Problem statement.
Transcribe the records exactly. Pictures do not belong in the transcription.

··· Entries provided ···

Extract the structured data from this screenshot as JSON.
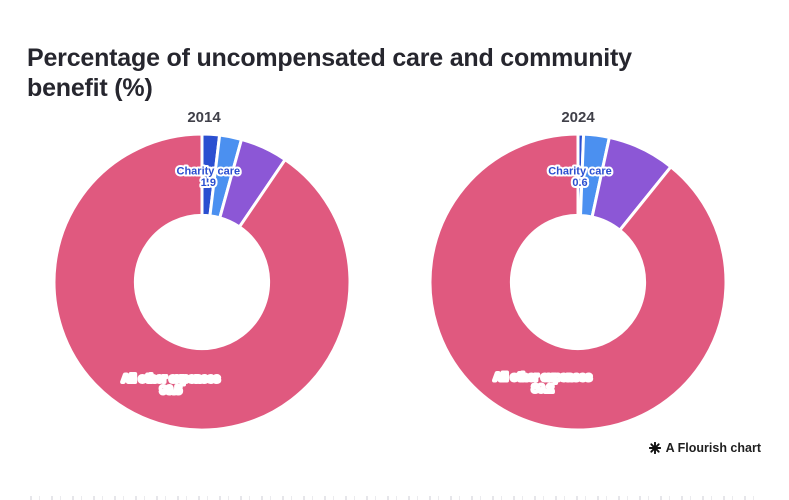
{
  "header": {
    "title_line1": "Percentage of uncompensated care and community",
    "title_line2": "benefit (%)",
    "title_color": "#26262e"
  },
  "attribution": {
    "icon": "flourish-asterisk-icon",
    "text": "A Flourish chart"
  },
  "palette": {
    "charity_care_blue": "#2b4fd0",
    "segment_light_blue": "#4b90f0",
    "segment_purple": "#8c57d6",
    "all_other_expenses_pink": "#e0597f",
    "label_halo": "#ffffff"
  },
  "chart_data": [
    {
      "type": "pie",
      "subtype": "donut",
      "title": "2014",
      "inner_radius_ratio": 0.45,
      "slices": [
        {
          "label": "Charity care",
          "value": 1.9,
          "color": "#2b4fd0",
          "show_label": true,
          "label_color": "#2b4fd0"
        },
        {
          "label": "",
          "value": 2.4,
          "color": "#4b90f0",
          "show_label": false,
          "label_color": ""
        },
        {
          "label": "",
          "value": 5.2,
          "color": "#8c57d6",
          "show_label": false,
          "label_color": ""
        },
        {
          "label": "All other expenses",
          "value": 90.5,
          "color": "#e0597f",
          "show_label": true,
          "label_color": "#ffffff"
        }
      ]
    },
    {
      "type": "pie",
      "subtype": "donut",
      "title": "2024",
      "inner_radius_ratio": 0.45,
      "slices": [
        {
          "label": "Charity care",
          "value": 0.6,
          "color": "#2b4fd0",
          "show_label": true,
          "label_color": "#2b4fd0"
        },
        {
          "label": "",
          "value": 2.8,
          "color": "#4b90f0",
          "show_label": false,
          "label_color": ""
        },
        {
          "label": "",
          "value": 7.4,
          "color": "#8c57d6",
          "show_label": false,
          "label_color": ""
        },
        {
          "label": "All other expenses",
          "value": 89.2,
          "color": "#e0597f",
          "show_label": true,
          "label_color": "#ffffff"
        }
      ]
    }
  ]
}
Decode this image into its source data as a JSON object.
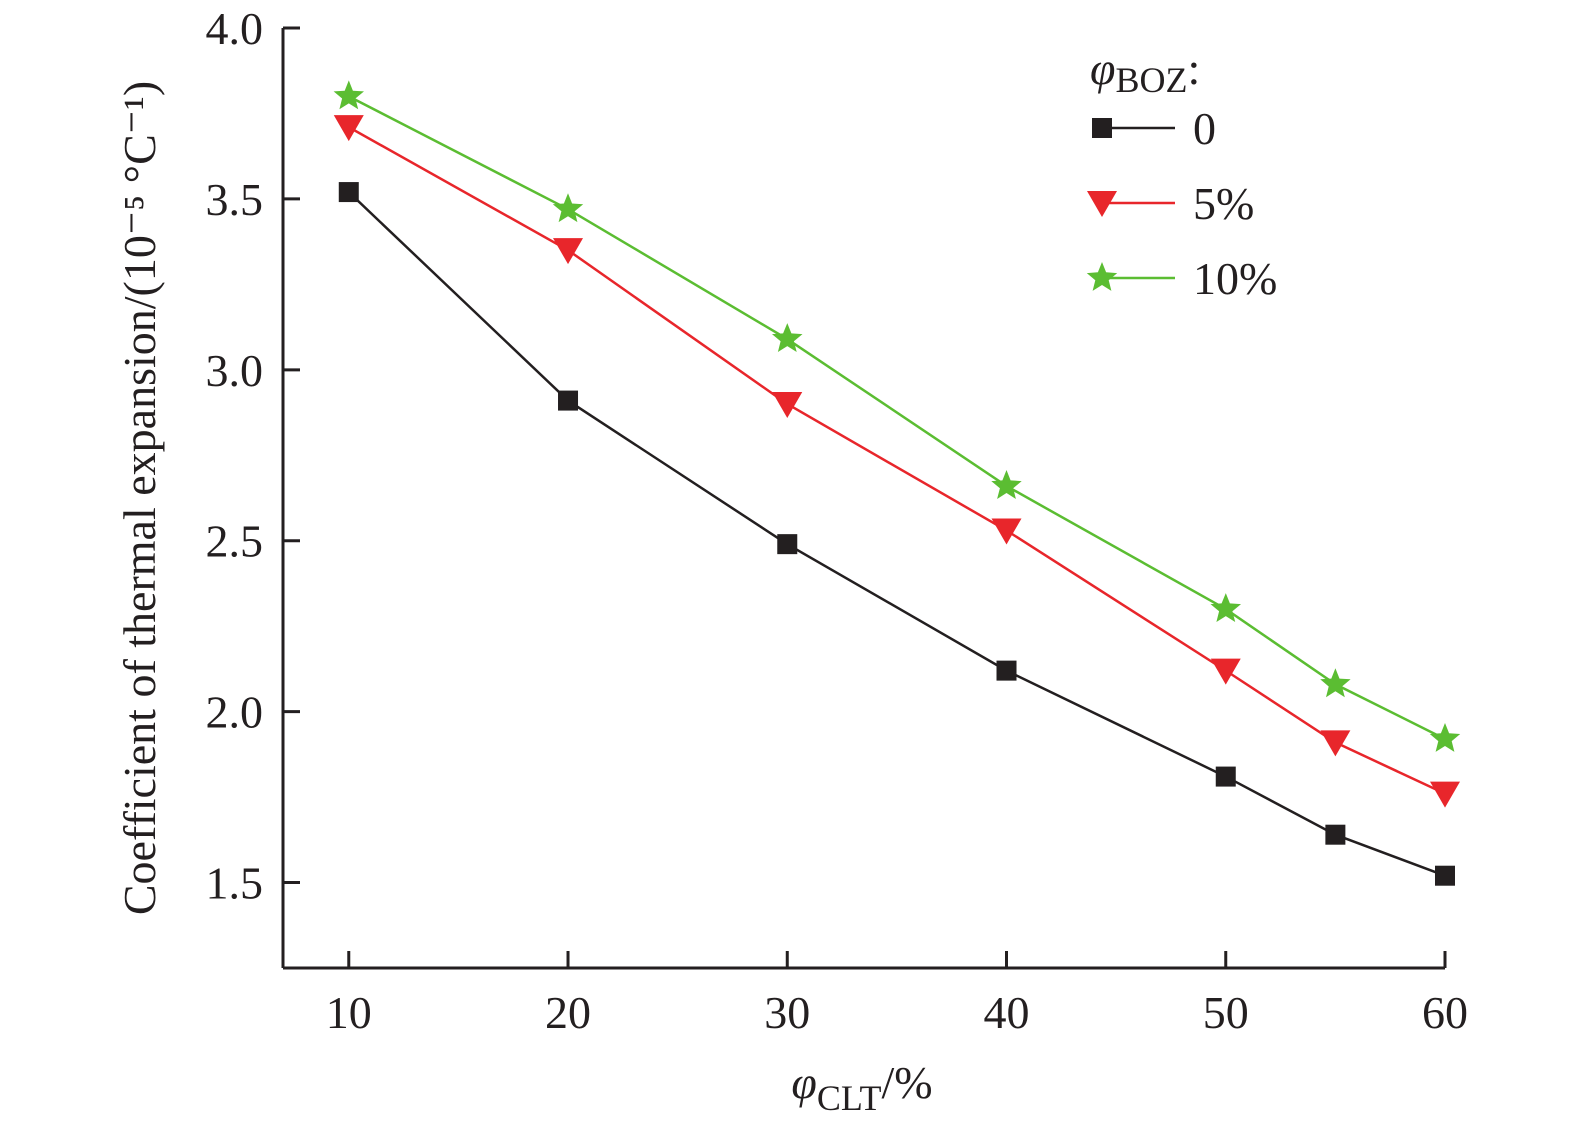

···

Result for this task.
Extract the structured data from this screenshot as JSON.
{
  "header": {
    "title_line1": "Percentage of uncompensated care and community",
    "title_line2": "benefit (%)",
    "title_color": "#26262e"
  },
  "attribution": {
    "icon": "flourish-asterisk-icon",
    "text": "A Flourish chart"
  },
  "palette": {
    "charity_care_blue": "#2b4fd0",
    "segment_light_blue": "#4b90f0",
    "segment_purple": "#8c57d6",
    "all_other_expenses_pink": "#e0597f",
    "label_halo": "#ffffff"
  },
  "chart_data": [
    {
      "type": "pie",
      "subtype": "donut",
      "title": "2014",
      "inner_radius_ratio": 0.45,
      "slices": [
        {
          "label": "Charity care",
          "value": 1.9,
          "color": "#2b4fd0",
          "show_label": true,
          "label_color": "#2b4fd0"
        },
        {
          "label": "",
          "value": 2.4,
          "color": "#4b90f0",
          "show_label": false,
          "label_color": ""
        },
        {
          "label": "",
          "value": 5.2,
          "color": "#8c57d6",
          "show_label": false,
          "label_color": ""
        },
        {
          "label": "All other expenses",
          "value": 90.5,
          "color": "#e0597f",
          "show_label": true,
          "label_color": "#ffffff"
        }
      ]
    },
    {
      "type": "pie",
      "subtype": "donut",
      "title": "2024",
      "inner_radius_ratio": 0.45,
      "slices": [
        {
          "label": "Charity care",
          "value": 0.6,
          "color": "#2b4fd0",
          "show_label": true,
          "label_color": "#2b4fd0"
        },
        {
          "label": "",
          "value": 2.8,
          "color": "#4b90f0",
          "show_label": false,
          "label_color": ""
        },
        {
          "label": "",
          "value": 7.4,
          "color": "#8c57d6",
          "show_label": false,
          "label_color": ""
        },
        {
          "label": "All other expenses",
          "value": 89.2,
          "color": "#e0597f",
          "show_label": true,
          "label_color": "#ffffff"
        }
      ]
    }
  ]
}
Decode this image into its source data as a JSON object.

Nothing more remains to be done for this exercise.